Identify all lines in the listing that include the word "email", and copy them out.

A run of records:
□ □ □

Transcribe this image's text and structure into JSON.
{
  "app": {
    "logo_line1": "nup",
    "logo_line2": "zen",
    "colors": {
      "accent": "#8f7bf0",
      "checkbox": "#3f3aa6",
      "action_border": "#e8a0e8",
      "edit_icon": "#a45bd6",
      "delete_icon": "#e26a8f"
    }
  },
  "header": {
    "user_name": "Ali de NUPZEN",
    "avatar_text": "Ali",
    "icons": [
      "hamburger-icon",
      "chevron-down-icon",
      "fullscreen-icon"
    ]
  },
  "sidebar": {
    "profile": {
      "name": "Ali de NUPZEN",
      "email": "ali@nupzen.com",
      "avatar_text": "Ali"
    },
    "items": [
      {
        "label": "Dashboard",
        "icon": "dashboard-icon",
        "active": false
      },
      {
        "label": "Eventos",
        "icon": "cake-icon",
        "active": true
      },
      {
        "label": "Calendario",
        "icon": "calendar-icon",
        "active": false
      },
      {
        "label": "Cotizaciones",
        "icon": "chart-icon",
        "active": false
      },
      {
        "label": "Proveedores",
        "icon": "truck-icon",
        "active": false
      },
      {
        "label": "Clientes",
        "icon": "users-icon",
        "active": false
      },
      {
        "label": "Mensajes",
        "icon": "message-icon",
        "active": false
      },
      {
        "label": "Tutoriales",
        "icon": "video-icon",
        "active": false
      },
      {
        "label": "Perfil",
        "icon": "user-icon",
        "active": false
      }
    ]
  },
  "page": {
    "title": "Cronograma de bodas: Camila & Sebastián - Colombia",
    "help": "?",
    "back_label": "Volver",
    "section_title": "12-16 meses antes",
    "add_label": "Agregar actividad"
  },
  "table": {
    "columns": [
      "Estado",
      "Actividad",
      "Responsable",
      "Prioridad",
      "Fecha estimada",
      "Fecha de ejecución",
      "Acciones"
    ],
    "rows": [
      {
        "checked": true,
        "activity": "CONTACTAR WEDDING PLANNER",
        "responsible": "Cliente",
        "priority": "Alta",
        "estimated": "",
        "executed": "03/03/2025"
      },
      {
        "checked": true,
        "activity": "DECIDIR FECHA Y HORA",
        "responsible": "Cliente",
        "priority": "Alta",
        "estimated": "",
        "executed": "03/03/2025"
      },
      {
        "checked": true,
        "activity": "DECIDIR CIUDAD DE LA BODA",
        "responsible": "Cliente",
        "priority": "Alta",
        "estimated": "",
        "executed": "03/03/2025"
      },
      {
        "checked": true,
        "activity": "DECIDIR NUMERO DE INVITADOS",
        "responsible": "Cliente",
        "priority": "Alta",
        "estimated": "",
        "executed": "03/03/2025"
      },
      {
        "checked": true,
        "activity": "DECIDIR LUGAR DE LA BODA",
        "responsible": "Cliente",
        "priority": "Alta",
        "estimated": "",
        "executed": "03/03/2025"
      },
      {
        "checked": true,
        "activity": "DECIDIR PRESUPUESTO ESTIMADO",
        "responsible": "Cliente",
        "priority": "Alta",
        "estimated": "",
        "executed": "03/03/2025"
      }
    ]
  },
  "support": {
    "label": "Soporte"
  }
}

□ □ □

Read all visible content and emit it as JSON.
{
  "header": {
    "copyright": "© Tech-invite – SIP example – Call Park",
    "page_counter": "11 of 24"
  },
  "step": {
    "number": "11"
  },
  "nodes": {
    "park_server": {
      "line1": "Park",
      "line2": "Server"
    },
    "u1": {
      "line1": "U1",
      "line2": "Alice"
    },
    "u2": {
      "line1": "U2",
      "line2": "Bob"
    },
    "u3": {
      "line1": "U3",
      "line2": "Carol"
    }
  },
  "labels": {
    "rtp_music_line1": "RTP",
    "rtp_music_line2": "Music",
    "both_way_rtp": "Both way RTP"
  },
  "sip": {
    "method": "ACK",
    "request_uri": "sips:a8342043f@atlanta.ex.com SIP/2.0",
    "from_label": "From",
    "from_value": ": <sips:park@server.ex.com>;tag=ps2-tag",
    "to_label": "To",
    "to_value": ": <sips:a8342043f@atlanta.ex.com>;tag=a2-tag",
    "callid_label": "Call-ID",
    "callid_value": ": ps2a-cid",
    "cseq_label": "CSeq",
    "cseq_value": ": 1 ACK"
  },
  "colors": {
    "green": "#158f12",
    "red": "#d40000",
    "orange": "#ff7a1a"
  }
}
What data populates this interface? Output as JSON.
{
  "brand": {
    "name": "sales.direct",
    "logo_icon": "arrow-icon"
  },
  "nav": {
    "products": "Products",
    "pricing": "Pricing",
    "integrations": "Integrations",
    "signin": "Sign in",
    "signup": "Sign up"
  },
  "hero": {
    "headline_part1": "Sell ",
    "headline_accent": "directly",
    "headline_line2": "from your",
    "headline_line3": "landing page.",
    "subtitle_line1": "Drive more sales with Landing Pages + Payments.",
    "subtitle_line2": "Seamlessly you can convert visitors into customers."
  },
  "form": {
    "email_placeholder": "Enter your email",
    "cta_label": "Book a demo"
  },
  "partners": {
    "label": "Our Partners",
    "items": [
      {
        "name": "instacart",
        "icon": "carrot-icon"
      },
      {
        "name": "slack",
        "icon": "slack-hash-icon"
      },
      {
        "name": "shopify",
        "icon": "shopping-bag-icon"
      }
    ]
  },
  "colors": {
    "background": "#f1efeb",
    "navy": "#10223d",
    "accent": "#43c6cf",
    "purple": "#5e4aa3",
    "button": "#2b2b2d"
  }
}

□ □ □

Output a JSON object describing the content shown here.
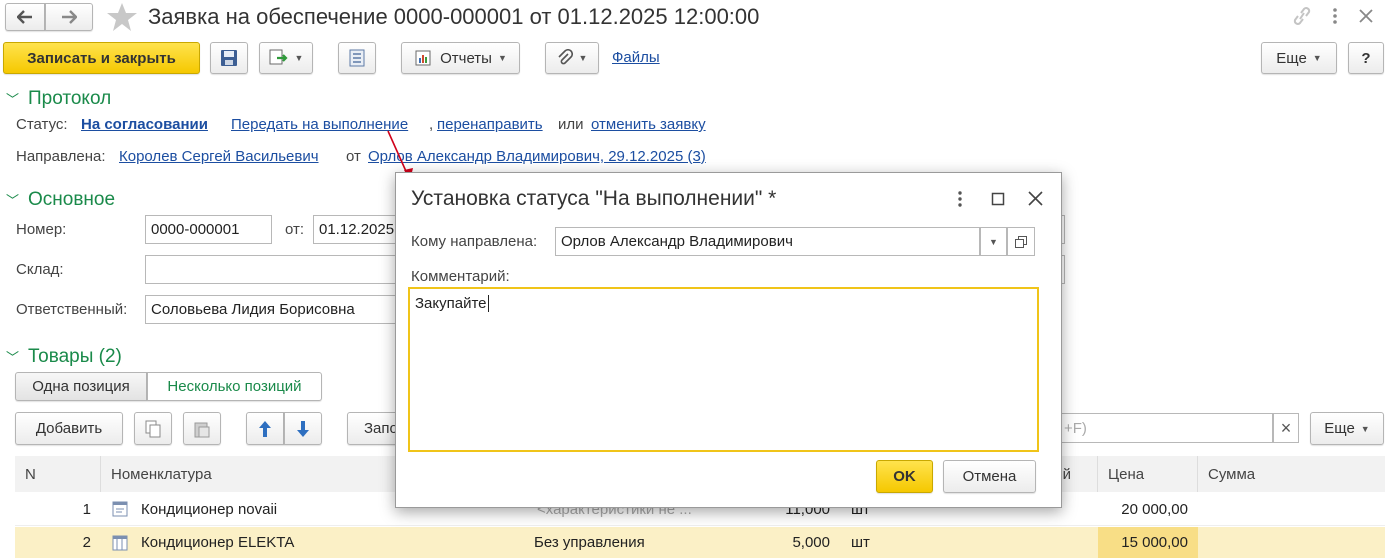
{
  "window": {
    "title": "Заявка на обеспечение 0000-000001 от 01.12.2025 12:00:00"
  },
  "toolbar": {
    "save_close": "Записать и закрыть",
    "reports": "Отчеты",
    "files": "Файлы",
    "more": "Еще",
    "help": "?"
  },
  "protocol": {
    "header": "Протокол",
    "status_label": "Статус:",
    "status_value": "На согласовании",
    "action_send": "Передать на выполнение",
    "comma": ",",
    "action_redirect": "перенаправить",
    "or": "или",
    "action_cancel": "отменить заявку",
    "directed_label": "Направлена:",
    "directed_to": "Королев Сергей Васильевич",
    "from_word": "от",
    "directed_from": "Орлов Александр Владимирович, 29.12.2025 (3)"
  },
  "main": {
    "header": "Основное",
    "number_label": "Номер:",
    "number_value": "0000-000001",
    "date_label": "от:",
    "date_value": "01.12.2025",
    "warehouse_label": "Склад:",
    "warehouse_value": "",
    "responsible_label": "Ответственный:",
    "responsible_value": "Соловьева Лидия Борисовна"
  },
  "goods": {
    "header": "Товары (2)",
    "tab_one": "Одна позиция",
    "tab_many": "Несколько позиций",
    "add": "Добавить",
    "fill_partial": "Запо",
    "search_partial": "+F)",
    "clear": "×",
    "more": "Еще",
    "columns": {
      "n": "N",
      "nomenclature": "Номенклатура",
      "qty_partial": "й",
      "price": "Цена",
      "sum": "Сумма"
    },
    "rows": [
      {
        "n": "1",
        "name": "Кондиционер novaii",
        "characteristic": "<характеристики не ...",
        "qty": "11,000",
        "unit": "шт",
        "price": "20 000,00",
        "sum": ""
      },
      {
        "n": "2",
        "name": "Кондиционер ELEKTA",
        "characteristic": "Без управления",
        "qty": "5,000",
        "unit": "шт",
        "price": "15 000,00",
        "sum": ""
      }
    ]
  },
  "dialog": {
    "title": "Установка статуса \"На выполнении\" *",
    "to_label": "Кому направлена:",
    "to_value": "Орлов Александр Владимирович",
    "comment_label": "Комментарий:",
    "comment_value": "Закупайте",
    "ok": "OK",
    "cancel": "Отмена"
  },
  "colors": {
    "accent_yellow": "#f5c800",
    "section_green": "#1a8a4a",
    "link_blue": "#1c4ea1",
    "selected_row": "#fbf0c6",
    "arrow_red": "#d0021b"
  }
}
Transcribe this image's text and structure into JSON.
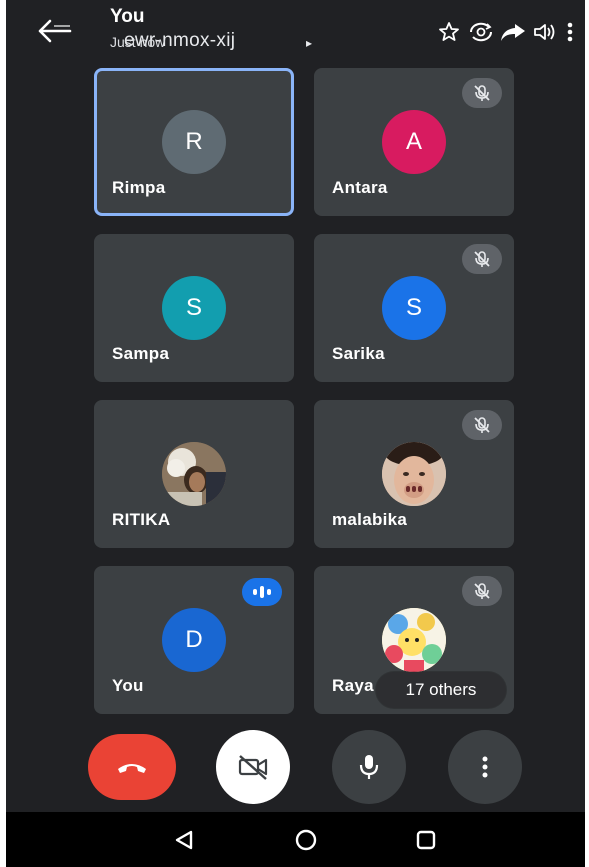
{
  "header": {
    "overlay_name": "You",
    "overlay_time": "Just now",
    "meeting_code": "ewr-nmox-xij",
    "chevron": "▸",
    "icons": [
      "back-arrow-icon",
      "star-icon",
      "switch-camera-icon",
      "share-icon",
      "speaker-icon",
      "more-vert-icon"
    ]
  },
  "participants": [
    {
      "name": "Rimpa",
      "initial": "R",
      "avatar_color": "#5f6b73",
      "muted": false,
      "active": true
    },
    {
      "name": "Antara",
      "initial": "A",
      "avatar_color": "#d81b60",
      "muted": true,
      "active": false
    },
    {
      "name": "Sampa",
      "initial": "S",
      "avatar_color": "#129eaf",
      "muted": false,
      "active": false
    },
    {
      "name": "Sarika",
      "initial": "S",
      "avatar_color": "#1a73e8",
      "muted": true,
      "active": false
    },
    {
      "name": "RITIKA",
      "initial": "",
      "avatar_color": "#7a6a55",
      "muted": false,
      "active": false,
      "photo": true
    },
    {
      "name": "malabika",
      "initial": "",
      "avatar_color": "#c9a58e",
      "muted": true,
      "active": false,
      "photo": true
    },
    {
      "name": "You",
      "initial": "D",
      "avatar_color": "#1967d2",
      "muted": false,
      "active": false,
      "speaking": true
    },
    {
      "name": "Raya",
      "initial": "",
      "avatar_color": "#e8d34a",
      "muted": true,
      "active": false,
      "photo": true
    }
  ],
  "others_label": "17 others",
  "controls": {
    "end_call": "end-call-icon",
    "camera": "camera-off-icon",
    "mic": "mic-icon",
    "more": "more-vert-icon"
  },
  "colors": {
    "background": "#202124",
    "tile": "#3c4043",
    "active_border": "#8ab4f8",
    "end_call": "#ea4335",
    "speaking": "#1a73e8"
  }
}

□ □ □

TASK RESULT ::
      "email": "ali@nupzen.com",
    "email_placeholder": "Enter your email",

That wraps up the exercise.